#### Exercise requirements:
Extract every line of the material that holds the string "requerido".

#### Material provided:
--

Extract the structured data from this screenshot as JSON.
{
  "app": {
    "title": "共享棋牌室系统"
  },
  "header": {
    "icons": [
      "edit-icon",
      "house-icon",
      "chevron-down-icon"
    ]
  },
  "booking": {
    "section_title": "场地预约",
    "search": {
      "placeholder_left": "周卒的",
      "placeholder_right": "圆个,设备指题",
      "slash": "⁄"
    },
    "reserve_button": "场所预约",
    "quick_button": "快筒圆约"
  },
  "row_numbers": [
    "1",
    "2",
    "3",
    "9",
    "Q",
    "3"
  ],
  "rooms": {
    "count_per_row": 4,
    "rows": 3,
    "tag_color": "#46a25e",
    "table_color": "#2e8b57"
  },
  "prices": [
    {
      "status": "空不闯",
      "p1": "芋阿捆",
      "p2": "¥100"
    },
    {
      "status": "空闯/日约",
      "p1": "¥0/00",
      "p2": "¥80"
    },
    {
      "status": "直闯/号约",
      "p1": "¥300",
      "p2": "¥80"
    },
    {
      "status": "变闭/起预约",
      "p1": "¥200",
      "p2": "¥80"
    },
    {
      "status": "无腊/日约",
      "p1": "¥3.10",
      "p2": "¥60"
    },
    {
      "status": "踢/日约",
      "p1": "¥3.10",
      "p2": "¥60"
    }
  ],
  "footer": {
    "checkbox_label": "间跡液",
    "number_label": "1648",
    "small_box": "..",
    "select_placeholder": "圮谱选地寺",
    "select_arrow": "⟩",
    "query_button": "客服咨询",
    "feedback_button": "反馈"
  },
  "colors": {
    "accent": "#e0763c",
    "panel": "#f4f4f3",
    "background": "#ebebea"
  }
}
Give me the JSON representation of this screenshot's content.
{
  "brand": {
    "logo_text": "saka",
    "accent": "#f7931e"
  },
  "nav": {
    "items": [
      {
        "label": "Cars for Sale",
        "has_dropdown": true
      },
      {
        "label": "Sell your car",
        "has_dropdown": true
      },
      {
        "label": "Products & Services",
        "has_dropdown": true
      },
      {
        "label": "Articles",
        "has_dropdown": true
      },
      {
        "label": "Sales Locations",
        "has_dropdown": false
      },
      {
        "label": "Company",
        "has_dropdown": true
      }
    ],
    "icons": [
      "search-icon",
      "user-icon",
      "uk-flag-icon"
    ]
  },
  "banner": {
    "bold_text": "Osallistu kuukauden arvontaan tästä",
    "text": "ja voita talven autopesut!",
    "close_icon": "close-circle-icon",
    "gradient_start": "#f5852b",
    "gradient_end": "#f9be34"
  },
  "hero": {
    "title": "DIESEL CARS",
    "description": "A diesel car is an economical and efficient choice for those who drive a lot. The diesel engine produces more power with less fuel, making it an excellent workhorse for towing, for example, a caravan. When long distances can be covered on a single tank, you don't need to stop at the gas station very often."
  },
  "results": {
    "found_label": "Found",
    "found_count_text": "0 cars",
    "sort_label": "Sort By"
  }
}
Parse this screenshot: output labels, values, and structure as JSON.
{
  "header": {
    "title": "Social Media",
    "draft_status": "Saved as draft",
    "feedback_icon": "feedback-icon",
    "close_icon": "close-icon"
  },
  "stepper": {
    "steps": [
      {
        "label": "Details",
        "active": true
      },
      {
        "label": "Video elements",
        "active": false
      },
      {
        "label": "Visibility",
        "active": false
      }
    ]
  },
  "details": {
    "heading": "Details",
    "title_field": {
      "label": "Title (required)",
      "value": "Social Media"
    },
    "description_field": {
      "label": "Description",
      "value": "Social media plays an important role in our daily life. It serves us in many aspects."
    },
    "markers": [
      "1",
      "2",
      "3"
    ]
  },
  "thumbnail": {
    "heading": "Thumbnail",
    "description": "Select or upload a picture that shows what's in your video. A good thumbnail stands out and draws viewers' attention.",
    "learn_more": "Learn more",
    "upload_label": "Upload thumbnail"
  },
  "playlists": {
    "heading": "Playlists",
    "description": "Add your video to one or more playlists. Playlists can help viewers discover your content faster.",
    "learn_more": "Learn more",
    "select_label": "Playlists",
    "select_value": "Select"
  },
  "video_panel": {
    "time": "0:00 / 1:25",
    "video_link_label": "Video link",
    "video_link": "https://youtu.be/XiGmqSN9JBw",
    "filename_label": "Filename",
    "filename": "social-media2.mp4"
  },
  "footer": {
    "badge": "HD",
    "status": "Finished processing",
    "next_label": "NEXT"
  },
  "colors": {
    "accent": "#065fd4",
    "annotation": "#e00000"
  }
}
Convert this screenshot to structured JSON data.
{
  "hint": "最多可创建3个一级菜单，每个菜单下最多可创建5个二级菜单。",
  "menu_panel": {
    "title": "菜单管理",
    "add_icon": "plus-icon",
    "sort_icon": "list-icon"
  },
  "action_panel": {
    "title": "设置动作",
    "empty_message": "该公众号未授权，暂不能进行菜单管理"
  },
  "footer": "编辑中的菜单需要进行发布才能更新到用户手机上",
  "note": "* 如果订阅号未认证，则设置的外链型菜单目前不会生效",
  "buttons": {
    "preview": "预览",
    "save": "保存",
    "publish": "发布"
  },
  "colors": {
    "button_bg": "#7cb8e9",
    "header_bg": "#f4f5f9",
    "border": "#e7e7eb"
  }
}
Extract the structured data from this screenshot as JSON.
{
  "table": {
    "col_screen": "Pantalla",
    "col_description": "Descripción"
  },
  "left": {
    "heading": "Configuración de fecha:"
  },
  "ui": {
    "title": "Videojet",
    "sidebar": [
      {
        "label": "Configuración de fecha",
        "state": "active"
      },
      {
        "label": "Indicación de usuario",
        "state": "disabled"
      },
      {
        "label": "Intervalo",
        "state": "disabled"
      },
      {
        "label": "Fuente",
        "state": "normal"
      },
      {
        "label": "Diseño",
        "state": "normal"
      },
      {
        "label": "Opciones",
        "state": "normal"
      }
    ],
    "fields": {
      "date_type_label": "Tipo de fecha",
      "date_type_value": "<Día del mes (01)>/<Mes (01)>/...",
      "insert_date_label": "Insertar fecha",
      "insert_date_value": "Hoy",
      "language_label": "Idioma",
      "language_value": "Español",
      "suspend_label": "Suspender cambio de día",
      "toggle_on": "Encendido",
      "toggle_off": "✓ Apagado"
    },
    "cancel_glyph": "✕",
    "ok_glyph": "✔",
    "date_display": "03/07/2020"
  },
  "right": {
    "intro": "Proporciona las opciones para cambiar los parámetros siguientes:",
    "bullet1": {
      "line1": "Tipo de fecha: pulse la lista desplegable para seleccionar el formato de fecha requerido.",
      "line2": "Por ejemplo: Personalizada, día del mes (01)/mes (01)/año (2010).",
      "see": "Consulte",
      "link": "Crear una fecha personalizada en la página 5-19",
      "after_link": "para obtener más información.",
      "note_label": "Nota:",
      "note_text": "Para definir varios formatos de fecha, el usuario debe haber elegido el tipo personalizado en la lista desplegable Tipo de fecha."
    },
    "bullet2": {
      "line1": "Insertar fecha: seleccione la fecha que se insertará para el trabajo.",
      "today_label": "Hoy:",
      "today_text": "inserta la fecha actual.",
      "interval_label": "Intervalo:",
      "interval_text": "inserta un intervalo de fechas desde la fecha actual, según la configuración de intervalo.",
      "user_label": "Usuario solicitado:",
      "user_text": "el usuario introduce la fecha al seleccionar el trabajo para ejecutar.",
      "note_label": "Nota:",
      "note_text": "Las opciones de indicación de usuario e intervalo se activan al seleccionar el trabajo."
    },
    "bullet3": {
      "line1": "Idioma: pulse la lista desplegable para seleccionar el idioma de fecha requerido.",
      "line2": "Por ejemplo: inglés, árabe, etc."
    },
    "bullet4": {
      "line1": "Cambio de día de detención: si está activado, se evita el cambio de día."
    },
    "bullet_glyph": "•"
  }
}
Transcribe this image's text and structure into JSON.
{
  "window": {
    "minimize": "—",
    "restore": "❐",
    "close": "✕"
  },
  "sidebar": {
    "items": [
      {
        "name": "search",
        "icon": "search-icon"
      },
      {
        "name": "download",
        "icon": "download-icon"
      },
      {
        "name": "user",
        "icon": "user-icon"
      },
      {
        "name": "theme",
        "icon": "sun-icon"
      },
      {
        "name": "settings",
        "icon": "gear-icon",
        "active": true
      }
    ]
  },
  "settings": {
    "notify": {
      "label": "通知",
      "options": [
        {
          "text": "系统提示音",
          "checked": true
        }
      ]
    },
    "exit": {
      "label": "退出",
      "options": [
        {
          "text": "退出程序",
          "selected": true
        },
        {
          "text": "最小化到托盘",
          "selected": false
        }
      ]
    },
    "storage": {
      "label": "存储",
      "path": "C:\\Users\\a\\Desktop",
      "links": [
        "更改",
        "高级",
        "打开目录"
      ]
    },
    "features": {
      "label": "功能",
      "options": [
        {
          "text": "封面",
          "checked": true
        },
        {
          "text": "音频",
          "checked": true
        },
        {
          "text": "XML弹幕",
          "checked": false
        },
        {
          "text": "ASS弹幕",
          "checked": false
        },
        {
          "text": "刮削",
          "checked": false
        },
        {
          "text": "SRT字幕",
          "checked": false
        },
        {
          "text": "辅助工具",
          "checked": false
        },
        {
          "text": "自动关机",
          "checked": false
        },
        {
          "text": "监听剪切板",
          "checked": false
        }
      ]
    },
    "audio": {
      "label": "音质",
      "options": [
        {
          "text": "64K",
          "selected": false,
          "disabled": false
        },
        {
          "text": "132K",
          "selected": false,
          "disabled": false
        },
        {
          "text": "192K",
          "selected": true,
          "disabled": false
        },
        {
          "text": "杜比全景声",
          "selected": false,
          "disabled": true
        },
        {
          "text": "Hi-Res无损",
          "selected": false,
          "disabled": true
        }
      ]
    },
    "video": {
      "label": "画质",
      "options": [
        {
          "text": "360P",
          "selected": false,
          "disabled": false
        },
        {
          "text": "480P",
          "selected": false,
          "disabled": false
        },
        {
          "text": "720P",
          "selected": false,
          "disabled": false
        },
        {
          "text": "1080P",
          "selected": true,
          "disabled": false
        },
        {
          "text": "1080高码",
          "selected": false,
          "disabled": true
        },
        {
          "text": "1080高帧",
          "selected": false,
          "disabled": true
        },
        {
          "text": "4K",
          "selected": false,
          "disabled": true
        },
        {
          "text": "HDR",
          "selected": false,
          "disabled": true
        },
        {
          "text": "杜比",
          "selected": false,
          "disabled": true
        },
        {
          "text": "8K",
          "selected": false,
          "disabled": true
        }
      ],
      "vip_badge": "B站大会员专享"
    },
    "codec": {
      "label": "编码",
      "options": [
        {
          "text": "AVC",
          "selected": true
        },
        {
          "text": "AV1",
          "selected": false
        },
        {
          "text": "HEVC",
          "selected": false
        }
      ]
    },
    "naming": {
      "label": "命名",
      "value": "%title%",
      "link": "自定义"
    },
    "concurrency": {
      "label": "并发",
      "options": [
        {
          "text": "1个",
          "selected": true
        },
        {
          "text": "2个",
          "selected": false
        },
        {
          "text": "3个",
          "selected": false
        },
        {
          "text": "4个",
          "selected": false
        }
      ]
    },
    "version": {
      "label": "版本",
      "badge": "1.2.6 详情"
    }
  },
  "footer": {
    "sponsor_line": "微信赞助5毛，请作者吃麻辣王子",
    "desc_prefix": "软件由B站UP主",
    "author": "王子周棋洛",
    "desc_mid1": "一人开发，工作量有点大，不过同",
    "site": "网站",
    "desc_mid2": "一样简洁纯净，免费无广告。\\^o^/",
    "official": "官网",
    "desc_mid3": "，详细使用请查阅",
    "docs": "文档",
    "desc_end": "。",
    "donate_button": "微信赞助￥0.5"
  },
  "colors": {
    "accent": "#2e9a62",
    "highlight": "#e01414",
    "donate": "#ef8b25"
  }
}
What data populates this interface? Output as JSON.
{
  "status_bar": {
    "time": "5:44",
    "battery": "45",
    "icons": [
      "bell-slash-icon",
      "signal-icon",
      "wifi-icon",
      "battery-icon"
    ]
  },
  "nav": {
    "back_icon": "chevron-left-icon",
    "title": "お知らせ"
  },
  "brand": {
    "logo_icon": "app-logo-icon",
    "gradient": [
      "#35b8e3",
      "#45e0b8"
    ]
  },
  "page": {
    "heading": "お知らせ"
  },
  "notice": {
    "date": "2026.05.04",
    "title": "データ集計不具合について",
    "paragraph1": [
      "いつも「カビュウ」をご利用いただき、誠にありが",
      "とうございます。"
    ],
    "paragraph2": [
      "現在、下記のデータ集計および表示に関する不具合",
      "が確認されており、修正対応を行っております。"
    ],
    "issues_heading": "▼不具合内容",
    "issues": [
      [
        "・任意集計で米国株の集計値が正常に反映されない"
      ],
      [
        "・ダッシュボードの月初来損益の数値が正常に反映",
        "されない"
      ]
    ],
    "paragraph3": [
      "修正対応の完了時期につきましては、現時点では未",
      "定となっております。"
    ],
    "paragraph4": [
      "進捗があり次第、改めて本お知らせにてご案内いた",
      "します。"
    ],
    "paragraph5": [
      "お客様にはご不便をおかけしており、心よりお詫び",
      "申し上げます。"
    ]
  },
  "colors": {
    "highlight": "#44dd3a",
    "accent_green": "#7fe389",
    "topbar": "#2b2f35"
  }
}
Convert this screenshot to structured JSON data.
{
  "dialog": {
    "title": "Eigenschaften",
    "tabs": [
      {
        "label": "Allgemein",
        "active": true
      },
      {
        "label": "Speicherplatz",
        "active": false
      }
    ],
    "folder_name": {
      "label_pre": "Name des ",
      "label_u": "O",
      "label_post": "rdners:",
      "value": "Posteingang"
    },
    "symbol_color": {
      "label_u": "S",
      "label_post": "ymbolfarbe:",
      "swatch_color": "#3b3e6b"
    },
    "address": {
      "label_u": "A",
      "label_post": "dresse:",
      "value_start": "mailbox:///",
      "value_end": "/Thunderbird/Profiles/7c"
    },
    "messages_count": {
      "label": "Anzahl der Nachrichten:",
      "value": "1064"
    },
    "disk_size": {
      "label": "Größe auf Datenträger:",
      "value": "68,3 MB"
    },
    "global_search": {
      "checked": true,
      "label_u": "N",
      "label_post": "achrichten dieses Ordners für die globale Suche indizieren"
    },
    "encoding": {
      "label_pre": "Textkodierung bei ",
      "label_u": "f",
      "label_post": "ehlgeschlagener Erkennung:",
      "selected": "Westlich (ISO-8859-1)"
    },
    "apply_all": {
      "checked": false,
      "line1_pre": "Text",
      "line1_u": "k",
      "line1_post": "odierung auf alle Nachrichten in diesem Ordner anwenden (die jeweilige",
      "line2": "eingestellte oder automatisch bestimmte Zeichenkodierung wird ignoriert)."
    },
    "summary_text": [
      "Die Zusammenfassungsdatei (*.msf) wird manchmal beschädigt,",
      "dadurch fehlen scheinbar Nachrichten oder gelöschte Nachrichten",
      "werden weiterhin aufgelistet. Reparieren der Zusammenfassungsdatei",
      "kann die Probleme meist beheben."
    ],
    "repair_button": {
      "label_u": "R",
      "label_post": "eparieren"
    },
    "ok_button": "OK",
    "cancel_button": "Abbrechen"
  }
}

--

#### Final result:
      "line1": "Tipo de fecha: pulse la lista desplegable para seleccionar el formato de fecha requerido.",
      "line1": "Idioma: pulse la lista desplegable para seleccionar el idioma de fecha requerido.",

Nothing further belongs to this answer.